**** Records for the task

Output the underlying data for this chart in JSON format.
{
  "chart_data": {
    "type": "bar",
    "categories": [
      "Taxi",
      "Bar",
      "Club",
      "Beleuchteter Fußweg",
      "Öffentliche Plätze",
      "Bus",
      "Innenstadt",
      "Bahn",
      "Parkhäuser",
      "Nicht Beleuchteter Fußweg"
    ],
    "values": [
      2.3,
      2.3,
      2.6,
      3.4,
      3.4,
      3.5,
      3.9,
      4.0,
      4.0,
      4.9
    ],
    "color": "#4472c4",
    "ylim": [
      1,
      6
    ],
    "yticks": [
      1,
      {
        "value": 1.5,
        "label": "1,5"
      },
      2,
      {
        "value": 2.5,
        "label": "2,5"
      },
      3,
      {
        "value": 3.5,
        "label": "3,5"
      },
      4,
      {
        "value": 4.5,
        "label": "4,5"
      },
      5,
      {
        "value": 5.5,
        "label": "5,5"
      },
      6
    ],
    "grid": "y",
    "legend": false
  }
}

********
**** Records for the task

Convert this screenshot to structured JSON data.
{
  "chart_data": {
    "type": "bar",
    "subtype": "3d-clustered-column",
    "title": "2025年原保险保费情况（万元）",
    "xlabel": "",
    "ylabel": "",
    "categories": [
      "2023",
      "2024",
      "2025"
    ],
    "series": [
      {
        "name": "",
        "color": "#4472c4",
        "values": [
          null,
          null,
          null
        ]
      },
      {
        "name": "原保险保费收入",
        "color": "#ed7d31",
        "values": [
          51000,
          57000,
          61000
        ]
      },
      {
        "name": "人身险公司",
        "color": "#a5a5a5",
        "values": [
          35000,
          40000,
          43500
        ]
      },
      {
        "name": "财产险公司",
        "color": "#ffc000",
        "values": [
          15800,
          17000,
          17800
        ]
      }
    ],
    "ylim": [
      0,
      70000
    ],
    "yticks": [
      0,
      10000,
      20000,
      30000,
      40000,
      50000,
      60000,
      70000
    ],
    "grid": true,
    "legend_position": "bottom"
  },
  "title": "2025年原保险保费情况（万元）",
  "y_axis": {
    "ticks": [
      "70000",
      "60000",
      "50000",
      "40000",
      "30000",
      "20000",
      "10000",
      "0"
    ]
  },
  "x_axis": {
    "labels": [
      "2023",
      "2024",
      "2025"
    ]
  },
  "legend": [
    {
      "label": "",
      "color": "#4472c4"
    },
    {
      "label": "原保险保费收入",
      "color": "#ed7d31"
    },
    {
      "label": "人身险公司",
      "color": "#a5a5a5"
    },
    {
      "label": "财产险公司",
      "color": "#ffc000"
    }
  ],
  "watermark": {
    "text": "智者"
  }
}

********

What to do
Show the lines that mention the word "color".

Answer to this task
    "color": "#4472c4",
        "color": "#4472c4",
        "color": "#ed7d31",
        "color": "#a5a5a5",
        "color": "#ffc000",
      "color": "#4472c4"
      "color": "#ed7d31"
      "color": "#a5a5a5"
      "color": "#ffc000"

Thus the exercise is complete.